__THE EXERCISE__: Go through the data and copy every line exactly, but not the images.

__INPUT MATERIAL__:
* * * * *

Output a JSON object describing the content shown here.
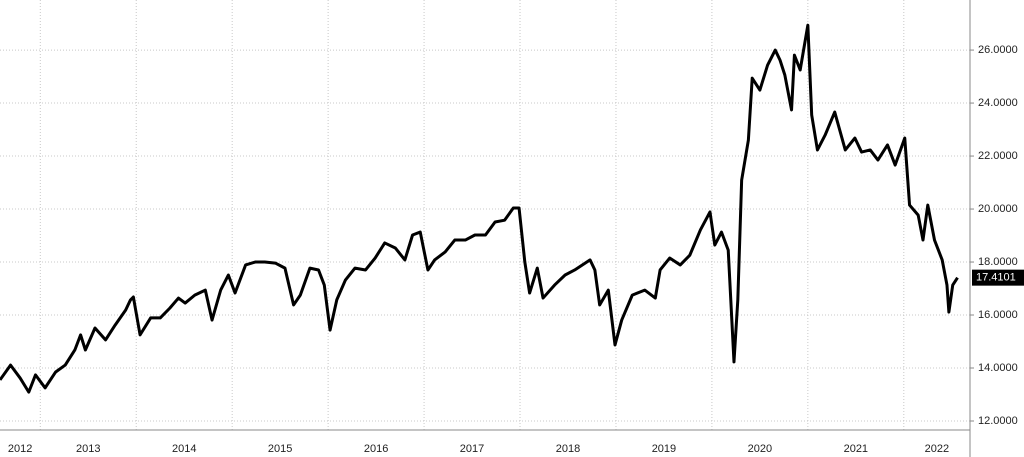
{
  "chart_data": {
    "type": "line",
    "x": [
      2012.58,
      2012.69,
      2012.79,
      2012.88,
      2012.95,
      2013.05,
      2013.16,
      2013.26,
      2013.36,
      2013.42,
      2013.47,
      2013.57,
      2013.68,
      2013.78,
      2013.89,
      2013.94,
      2013.97,
      2014.04,
      2014.15,
      2014.25,
      2014.35,
      2014.44,
      2014.51,
      2014.61,
      2014.72,
      2014.79,
      2014.88,
      2014.96,
      2015.03,
      2015.14,
      2015.24,
      2015.34,
      2015.45,
      2015.55,
      2015.64,
      2015.71,
      2015.81,
      2015.9,
      2015.96,
      2016.02,
      2016.09,
      2016.18,
      2016.28,
      2016.39,
      2016.49,
      2016.59,
      2016.7,
      2016.8,
      2016.88,
      2016.96,
      2017.04,
      2017.11,
      2017.22,
      2017.32,
      2017.43,
      2017.53,
      2017.64,
      2017.74,
      2017.84,
      2017.93,
      2017.99,
      2018.05,
      2018.1,
      2018.18,
      2018.24,
      2018.36,
      2018.47,
      2018.57,
      2018.73,
      2018.78,
      2018.83,
      2018.92,
      2018.99,
      2019.06,
      2019.17,
      2019.3,
      2019.41,
      2019.46,
      2019.56,
      2019.67,
      2019.77,
      2019.88,
      2019.98,
      2020.03,
      2020.1,
      2020.17,
      2020.23,
      2020.27,
      2020.31,
      2020.38,
      2020.42,
      2020.5,
      2020.58,
      2020.66,
      2020.71,
      2020.76,
      2020.83,
      2020.86,
      2020.92,
      2021.0,
      2021.04,
      2021.1,
      2021.18,
      2021.28,
      2021.39,
      2021.49,
      2021.56,
      2021.65,
      2021.73,
      2021.83,
      2021.91,
      2022.01,
      2022.06,
      2022.15,
      2022.2,
      2022.25,
      2022.32,
      2022.4,
      2022.45,
      2022.47,
      2022.51,
      2022.56
    ],
    "series": [
      {
        "color": "#000000",
        "values": [
          13.55,
          14.11,
          13.62,
          13.09,
          13.74,
          13.25,
          13.85,
          14.11,
          14.68,
          15.25,
          14.68,
          15.51,
          15.06,
          15.62,
          16.19,
          16.57,
          16.68,
          15.25,
          15.89,
          15.89,
          16.26,
          16.64,
          16.45,
          16.75,
          16.94,
          15.81,
          16.94,
          17.51,
          16.83,
          17.89,
          18.0,
          18.0,
          17.96,
          17.77,
          16.38,
          16.75,
          17.77,
          17.7,
          17.13,
          15.43,
          16.57,
          17.32,
          17.77,
          17.7,
          18.15,
          18.72,
          18.53,
          18.08,
          19.02,
          19.13,
          17.7,
          18.08,
          18.38,
          18.83,
          18.83,
          19.02,
          19.02,
          19.51,
          19.58,
          20.04,
          20.04,
          18.0,
          16.83,
          17.77,
          16.64,
          17.13,
          17.51,
          17.7,
          18.08,
          17.7,
          16.38,
          16.94,
          14.87,
          15.81,
          16.75,
          16.94,
          16.64,
          17.7,
          18.15,
          17.89,
          18.26,
          19.21,
          19.89,
          18.64,
          19.13,
          18.45,
          14.23,
          16.57,
          21.09,
          22.6,
          24.94,
          24.49,
          25.43,
          26.0,
          25.62,
          25.06,
          23.74,
          25.81,
          25.25,
          26.94,
          23.55,
          22.23,
          22.79,
          23.66,
          22.23,
          22.68,
          22.15,
          22.23,
          21.85,
          22.42,
          21.66,
          22.68,
          20.15,
          19.77,
          18.83,
          20.15,
          18.83,
          18.08,
          17.13,
          16.11,
          17.13,
          17.4101
        ]
      }
    ],
    "xlim": [
      2012.58,
      2022.69
    ],
    "xticks": [
      {
        "value": 2012,
        "label": "2012"
      },
      {
        "value": 2013,
        "label": "2013"
      },
      {
        "value": 2014,
        "label": "2014"
      },
      {
        "value": 2015,
        "label": "2015"
      },
      {
        "value": 2016,
        "label": "2016"
      },
      {
        "value": 2017,
        "label": "2017"
      },
      {
        "value": 2018,
        "label": "2018"
      },
      {
        "value": 2019,
        "label": "2019"
      },
      {
        "value": 2020,
        "label": "2020"
      },
      {
        "value": 2021,
        "label": "2021"
      },
      {
        "value": 2022,
        "label": "2022"
      }
    ],
    "ylim": [
      11.66,
      27.89
    ],
    "yticks": [
      {
        "value": 12,
        "label": "12.0000"
      },
      {
        "value": 14,
        "label": "14.0000"
      },
      {
        "value": 16,
        "label": "16.0000"
      },
      {
        "value": 18,
        "label": "18.0000"
      },
      {
        "value": 20,
        "label": "20.0000"
      },
      {
        "value": 22,
        "label": "22.0000"
      },
      {
        "value": 24,
        "label": "24.0000"
      },
      {
        "value": 26,
        "label": "26.0000"
      }
    ],
    "grid": true
  }
}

* * * * *

__WRITTEN RESPONSE__:
Output a JSON object describing the content shown here.
{
  "chart_data": {
    "type": "line",
    "x": [
      2012.58,
      2012.69,
      2012.79,
      2012.88,
      2012.95,
      2013.05,
      2013.16,
      2013.26,
      2013.36,
      2013.42,
      2013.47,
      2013.57,
      2013.68,
      2013.78,
      2013.89,
      2013.94,
      2013.97,
      2014.04,
      2014.15,
      2014.25,
      2014.35,
      2014.44,
      2014.51,
      2014.61,
      2014.72,
      2014.79,
      2014.88,
      2014.96,
      2015.03,
      2015.14,
      2015.24,
      2015.34,
      2015.45,
      2015.55,
      2015.64,
      2015.71,
      2015.81,
      2015.9,
      2015.96,
      2016.02,
      2016.09,
      2016.18,
      2016.28,
      2016.39,
      2016.49,
      2016.59,
      2016.7,
      2016.8,
      2016.88,
      2016.96,
      2017.04,
      2017.11,
      2017.22,
      2017.32,
      2017.43,
      2017.53,
      2017.64,
      2017.74,
      2017.84,
      2017.93,
      2017.99,
      2018.05,
      2018.1,
      2018.18,
      2018.24,
      2018.36,
      2018.47,
      2018.57,
      2018.73,
      2018.78,
      2018.83,
      2018.92,
      2018.99,
      2019.06,
      2019.17,
      2019.3,
      2019.41,
      2019.46,
      2019.56,
      2019.67,
      2019.77,
      2019.88,
      2019.98,
      2020.03,
      2020.1,
      2020.17,
      2020.23,
      2020.27,
      2020.31,
      2020.38,
      2020.42,
      2020.5,
      2020.58,
      2020.66,
      2020.71,
      2020.76,
      2020.83,
      2020.86,
      2020.92,
      2021.0,
      2021.04,
      2021.1,
      2021.18,
      2021.28,
      2021.39,
      2021.49,
      2021.56,
      2021.65,
      2021.73,
      2021.83,
      2021.91,
      2022.01,
      2022.06,
      2022.15,
      2022.2,
      2022.25,
      2022.32,
      2022.4,
      2022.45,
      2022.47,
      2022.51,
      2022.56
    ],
    "series": [
      {
        "color": "#000000",
        "values": [
          13.55,
          14.11,
          13.62,
          13.09,
          13.74,
          13.25,
          13.85,
          14.11,
          14.68,
          15.25,
          14.68,
          15.51,
          15.06,
          15.62,
          16.19,
          16.57,
          16.68,
          15.25,
          15.89,
          15.89,
          16.26,
          16.64,
          16.45,
          16.75,
          16.94,
          15.81,
          16.94,
          17.51,
          16.83,
          17.89,
          18.0,
          18.0,
          17.96,
          17.77,
          16.38,
          16.75,
          17.77,
          17.7,
          17.13,
          15.43,
          16.57,
          17.32,
          17.77,
          17.7,
          18.15,
          18.72,
          18.53,
          18.08,
          19.02,
          19.13,
          17.7,
          18.08,
          18.38,
          18.83,
          18.83,
          19.02,
          19.02,
          19.51,
          19.58,
          20.04,
          20.04,
          18.0,
          16.83,
          17.77,
          16.64,
          17.13,
          17.51,
          17.7,
          18.08,
          17.7,
          16.38,
          16.94,
          14.87,
          15.81,
          16.75,
          16.94,
          16.64,
          17.7,
          18.15,
          17.89,
          18.26,
          19.21,
          19.89,
          18.64,
          19.13,
          18.45,
          14.23,
          16.57,
          21.09,
          22.6,
          24.94,
          24.49,
          25.43,
          26.0,
          25.62,
          25.06,
          23.74,
          25.81,
          25.25,
          26.94,
          23.55,
          22.23,
          22.79,
          23.66,
          22.23,
          22.68,
          22.15,
          22.23,
          21.85,
          22.42,
          21.66,
          22.68,
          20.15,
          19.77,
          18.83,
          20.15,
          18.83,
          18.08,
          17.13,
          16.11,
          17.13,
          17.4101
        ]
      }
    ],
    "xlim": [
      2012.58,
      2022.69
    ],
    "xticks": [
      {
        "value": 2012,
        "label": "2012"
      },
      {
        "value": 2013,
        "label": "2013"
      },
      {
        "value": 2014,
        "label": "2014"
      },
      {
        "value": 2015,
        "label": "2015"
      },
      {
        "value": 2016,
        "label": "2016"
      },
      {
        "value": 2017,
        "label": "2017"
      },
      {
        "value": 2018,
        "label": "2018"
      },
      {
        "value": 2019,
        "label": "2019"
      },
      {
        "value": 2020,
        "label": "2020"
      },
      {
        "value": 2021,
        "label": "2021"
      },
      {
        "value": 2022,
        "label": "2022"
      }
    ],
    "ylim": [
      11.66,
      27.89
    ],
    "yticks": [
      {
        "value": 12,
        "label": "12.0000"
      },
      {
        "value": 14,
        "label": "14.0000"
      },
      {
        "value": 16,
        "label": "16.0000"
      },
      {
        "value": 18,
        "label": "18.0000"
      },
      {
        "value": 20,
        "label": "20.0000"
      },
      {
        "value": 22,
        "label": "22.0000"
      },
      {
        "value": 24,
        "label": "24.0000"
      },
      {
        "value": 26,
        "label": "26.0000"
      }
    ],
    "grid": true
  }
}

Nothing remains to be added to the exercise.